* Aim:
Retype all material exactly. Pictures stay out of the copy.

* Material shown:
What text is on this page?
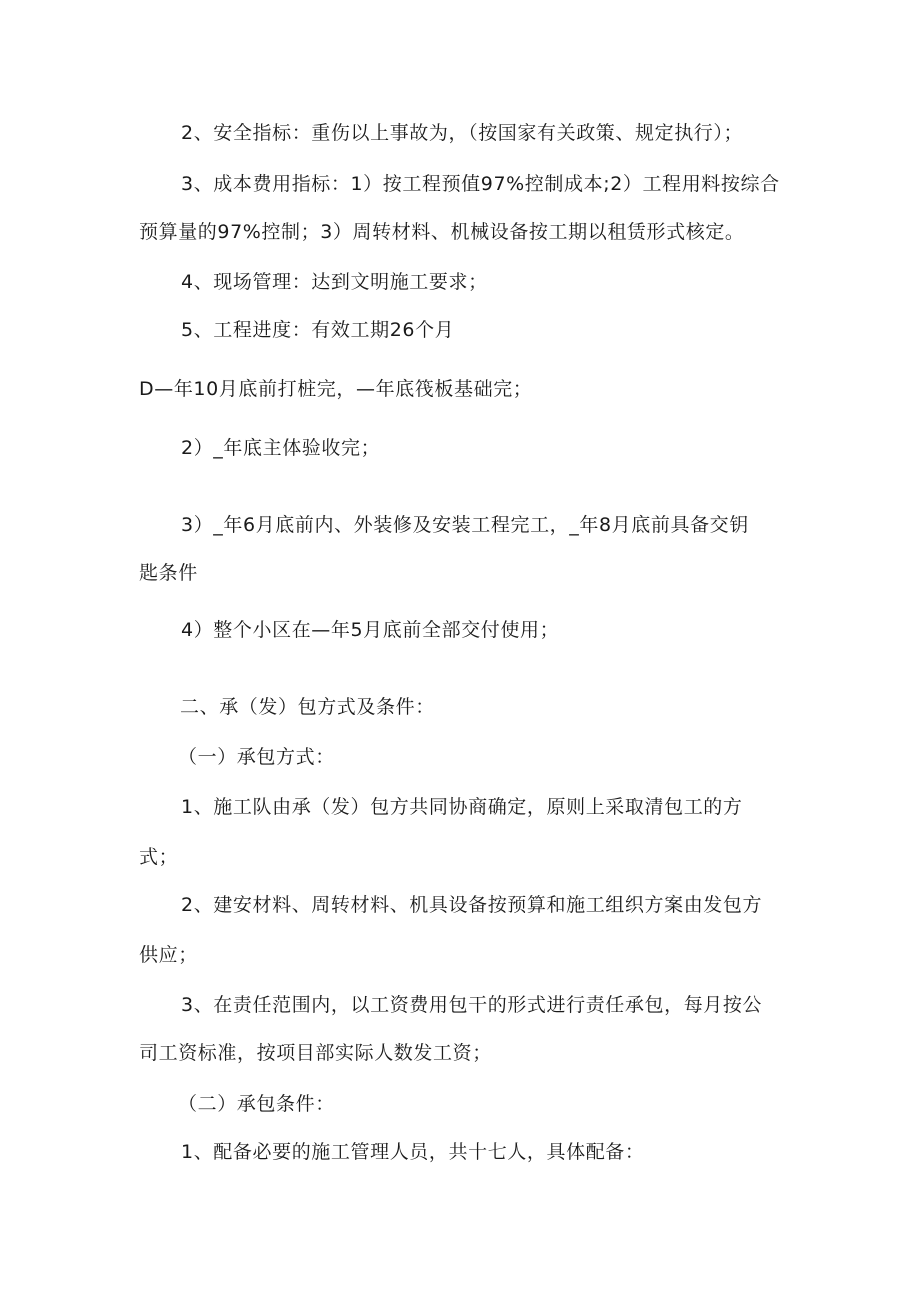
2、安全指标：重伤以上事故为，（按国家有关政策、规定执行）；
3、成本费用指标：1）按工程预值97%控制成本;2）工程用料按综合
预算量的97%控制；3）周转材料、机械设备按工期以租赁形式核定。
4、现场管理：达到文明施工要求；
5、工程进度：有效工期26个月
D—年10月底前打桩完，—年底筏板基础完；
2）_年底主体验收完；
3）_年6月底前内、外装修及安装工程完工，_年8月底前具备交钥
匙条件
4）整个小区在—年5月底前全部交付使用；
二、承（发）包方式及条件：
（一）承包方式：
1、施工队由承（发）包方共同协商确定，原则上采取清包工的方
式；
2、建安材料、周转材料、机具设备按预算和施工组织方案由发包方
供应；
3、在责任范围内，以工资费用包干的形式进行责任承包，每月按公
司工资标准，按项目部实际人数发工资；
（二）承包条件：
1、配备必要的施工管理人员，共十七人，具体配备：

* Complete response:
What text is on this page?
2、安全指标：重伤以上事故为，（按国家有关政策、规定执行）；
3、成本费用指标：1）按工程预值97%控制成本;2）工程用料按综合
预算量的97%控制；3）周转材料、机械设备按工期以租赁形式核定。
4、现场管理：达到文明施工要求；
5、工程进度：有效工期26个月
D—年10月底前打桩完，—年底筏板基础完；
2）_年底主体验收完；
3）_年6月底前内、外装修及安装工程完工，_年8月底前具备交钥
匙条件
4）整个小区在—年5月底前全部交付使用；
二、承（发）包方式及条件：
（一）承包方式：
1、施工队由承（发）包方共同协商确定，原则上采取清包工的方
式；
2、建安材料、周转材料、机具设备按预算和施工组织方案由发包方
供应；
3、在责任范围内，以工资费用包干的形式进行责任承包，每月按公
司工资标准，按项目部实际人数发工资；
（二）承包条件：
1、配备必要的施工管理人员，共十七人，具体配备：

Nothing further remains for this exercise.